Что требуется:
Ответьте по фрагменту об эпигонах и памятнике Гоголю:
(а) Что вытаптывают стада эпигонов?
(б) В чем состоит значение книг Ю. Н. Тынянова?
(в) Кто был изображен на пьедестале прежнего памятника Гоголю?

Фрагмент текста:
Продолжение чужого пути — достояние не художников, а эпигонов. Смысл их трудолюбивой работы заключается в посильной компрометации сделанного художниками. А так как эпигонов очень много, то дело их не стоит.
Стада эпигонов вытаптывают жанры, просодии, массивы слов, пласты тем, мотивов, сюжетов.
Значение книг Ю. Н. Тынянова в том, что это оригинальные книги, то есть книги, полные правды и подлинности.
Строгая, сдержанная и точная простота русского исторического искусства, его непрощающая осторожность стали отличительной особенностью национальной школы. Поэтому возникавшие временами намерения опровергнуть Эту отличительную особенность не без основания казались неорганичными и вызывающими серьезные опасения.
Такого рода опровержения были не пятиминутным увлечением, а не однажды возникавшей попыткой, и не всегда такая попытка бывала отражена. Все это очень скоро выходило за пределы только литературных дискуссий и охватывало широкий круг людей и явлений.
В некоторых случаях это выглядело таким образом.
На бульваре, начинающемся у Арбатской площади, вместо памятника, который стоит сейчас, раньше стоял другой памятник. Раньше памятник был поставлен Гоголю. Гоголь был сутулый, нос у него был длинный, сидел Гоголь как-то боком, зябко кутался, на людей не глядел, и ничего похожего на Кузьму Минина в нем не было, хотя он тоже по-своему был замечательный человек.
На пьедестале памятника были изображены персонажи писателя, и между писателем и его персонажами была связь человека и его дела.
Но случилось так, что в старом споре о Гоголе, о памятниках, о том, что важно в искусстве — правда или помпезность, победу одержали сторонники неправды и помпезности, в результате чего был воздвигнут более высокий или, как уверяли его поклонники, более возвышенный памятник.
Как видите, спор идет о величине памятников. А многие думали, что дело совсем не в этом.
То, что возвышение получилось не безоговорочно удачным, стало ясно очень скоро, но вряд ли только сила художественной логики способствовала тому, чтобы андреевский памятник сутулому человеку, написавшему «Ревизора», «Невский проспект» и «Мертвые души», был возвращен из ссылки на поселение во двор дома, в котором он некогда жил.
Такое явление, как возвышение памятников, возникает тогда, когда скульптор в благодарность за все то хорошее, что сделал исторический герой, платит ему только одним искренним и только одним бесхитростным восхищением, ни о какой плате больше не думая.
Вопрос о величине и композиции уличных монументов представляет особенный интерес в связи с периодически возникающим и не всегда встречающим сопротивление обожанием хрестоматийного глянца.

Исходные строки:
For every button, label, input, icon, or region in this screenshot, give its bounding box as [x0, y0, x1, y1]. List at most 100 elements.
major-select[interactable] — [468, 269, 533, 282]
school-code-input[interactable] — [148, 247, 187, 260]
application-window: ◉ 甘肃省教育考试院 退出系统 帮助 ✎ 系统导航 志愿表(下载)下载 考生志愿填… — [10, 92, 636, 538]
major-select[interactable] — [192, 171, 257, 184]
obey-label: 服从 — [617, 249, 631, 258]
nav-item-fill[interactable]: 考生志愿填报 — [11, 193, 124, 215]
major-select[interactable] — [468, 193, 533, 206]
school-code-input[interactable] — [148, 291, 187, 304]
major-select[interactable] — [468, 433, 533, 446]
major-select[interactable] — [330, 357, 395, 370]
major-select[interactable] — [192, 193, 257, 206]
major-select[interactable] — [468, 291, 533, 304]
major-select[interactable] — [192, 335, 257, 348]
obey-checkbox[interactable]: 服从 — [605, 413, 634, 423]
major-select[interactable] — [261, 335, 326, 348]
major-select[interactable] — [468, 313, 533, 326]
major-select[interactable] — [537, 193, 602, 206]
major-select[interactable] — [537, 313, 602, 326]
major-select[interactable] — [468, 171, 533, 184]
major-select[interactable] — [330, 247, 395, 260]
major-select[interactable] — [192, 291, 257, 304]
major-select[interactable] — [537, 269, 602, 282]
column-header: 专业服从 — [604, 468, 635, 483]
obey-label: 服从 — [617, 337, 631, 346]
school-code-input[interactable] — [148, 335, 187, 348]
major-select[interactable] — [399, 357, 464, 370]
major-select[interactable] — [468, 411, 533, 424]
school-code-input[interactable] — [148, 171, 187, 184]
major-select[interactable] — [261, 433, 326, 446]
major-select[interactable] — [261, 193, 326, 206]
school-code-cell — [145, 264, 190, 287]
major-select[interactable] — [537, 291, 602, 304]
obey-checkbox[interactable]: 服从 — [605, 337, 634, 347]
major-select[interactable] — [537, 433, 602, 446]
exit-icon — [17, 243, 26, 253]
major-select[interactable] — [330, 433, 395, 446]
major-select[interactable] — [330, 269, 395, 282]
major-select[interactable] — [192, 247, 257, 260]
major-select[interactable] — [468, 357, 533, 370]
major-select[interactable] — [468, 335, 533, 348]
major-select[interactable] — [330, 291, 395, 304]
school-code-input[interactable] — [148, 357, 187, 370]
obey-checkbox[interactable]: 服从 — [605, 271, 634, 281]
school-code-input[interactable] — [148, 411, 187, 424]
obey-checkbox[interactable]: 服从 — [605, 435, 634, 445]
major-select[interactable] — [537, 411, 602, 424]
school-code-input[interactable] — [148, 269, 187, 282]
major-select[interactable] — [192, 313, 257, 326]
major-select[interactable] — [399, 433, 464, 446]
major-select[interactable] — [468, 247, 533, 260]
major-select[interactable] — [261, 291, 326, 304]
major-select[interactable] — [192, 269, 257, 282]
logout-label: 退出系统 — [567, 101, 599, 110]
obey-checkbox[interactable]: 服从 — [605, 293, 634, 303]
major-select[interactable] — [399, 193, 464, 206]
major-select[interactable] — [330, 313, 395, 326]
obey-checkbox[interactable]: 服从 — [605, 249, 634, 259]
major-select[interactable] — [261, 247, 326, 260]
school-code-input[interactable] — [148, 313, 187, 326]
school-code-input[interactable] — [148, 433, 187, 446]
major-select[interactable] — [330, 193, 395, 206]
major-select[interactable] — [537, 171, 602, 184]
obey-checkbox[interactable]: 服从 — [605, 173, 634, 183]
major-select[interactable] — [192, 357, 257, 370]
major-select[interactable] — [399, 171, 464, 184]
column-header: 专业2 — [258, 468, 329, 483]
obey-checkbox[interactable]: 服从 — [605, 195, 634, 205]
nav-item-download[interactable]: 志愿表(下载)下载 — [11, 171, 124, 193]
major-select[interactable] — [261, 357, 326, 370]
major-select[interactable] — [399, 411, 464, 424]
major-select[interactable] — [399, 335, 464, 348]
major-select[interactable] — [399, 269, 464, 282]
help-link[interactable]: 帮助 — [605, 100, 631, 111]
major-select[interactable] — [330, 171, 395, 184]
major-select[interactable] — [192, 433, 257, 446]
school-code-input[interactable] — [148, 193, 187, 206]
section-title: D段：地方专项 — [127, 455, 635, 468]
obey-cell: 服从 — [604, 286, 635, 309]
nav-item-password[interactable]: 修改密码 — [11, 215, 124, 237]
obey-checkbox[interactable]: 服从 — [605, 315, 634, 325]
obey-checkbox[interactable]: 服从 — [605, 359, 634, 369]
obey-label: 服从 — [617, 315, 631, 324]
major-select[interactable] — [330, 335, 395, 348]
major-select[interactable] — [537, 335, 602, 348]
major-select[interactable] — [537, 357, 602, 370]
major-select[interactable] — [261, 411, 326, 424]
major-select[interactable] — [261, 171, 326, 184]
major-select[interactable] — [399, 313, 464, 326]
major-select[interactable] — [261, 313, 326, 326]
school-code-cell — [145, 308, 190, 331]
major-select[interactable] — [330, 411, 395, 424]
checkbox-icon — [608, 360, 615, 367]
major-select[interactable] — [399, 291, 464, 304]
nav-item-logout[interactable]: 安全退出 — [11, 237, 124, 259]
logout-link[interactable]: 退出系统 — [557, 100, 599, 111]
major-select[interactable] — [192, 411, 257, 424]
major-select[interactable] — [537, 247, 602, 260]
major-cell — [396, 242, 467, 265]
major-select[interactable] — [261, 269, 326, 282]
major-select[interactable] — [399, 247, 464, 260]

Письменный ответ:
(а) Жанры, просодии, массивы слов, пласты тем, мотивов и сюжетов.
(б) В том, что это оригинальные книги, то есть книги, полные правды и подлинности.
(в) Персонажи писателя.